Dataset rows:

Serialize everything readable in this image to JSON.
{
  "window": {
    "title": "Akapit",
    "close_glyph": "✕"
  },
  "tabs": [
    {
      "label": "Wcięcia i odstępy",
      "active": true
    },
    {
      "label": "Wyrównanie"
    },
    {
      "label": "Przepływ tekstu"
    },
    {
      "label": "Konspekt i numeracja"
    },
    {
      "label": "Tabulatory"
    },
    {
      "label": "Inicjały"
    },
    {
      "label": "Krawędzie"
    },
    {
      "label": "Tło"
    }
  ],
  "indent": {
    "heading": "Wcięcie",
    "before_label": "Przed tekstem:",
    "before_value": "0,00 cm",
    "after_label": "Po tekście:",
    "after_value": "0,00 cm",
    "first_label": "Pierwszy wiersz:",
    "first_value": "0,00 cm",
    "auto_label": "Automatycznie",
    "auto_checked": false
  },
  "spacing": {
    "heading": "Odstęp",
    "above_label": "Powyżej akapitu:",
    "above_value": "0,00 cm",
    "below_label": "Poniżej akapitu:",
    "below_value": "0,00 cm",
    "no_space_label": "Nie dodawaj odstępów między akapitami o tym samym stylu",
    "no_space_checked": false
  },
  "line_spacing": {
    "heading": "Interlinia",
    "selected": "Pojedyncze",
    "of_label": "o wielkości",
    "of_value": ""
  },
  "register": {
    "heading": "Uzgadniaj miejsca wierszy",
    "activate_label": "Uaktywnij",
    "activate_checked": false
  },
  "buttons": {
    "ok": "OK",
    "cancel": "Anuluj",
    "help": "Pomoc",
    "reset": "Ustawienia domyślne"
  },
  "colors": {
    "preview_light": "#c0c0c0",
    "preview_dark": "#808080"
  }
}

* _Aim of the task_
Copy every line of the data that holds the string "akapitu".

* _Completed exercise_
    "above_label": "Powyżej akapitu:",
    "below_label": "Poniżej akapitu:",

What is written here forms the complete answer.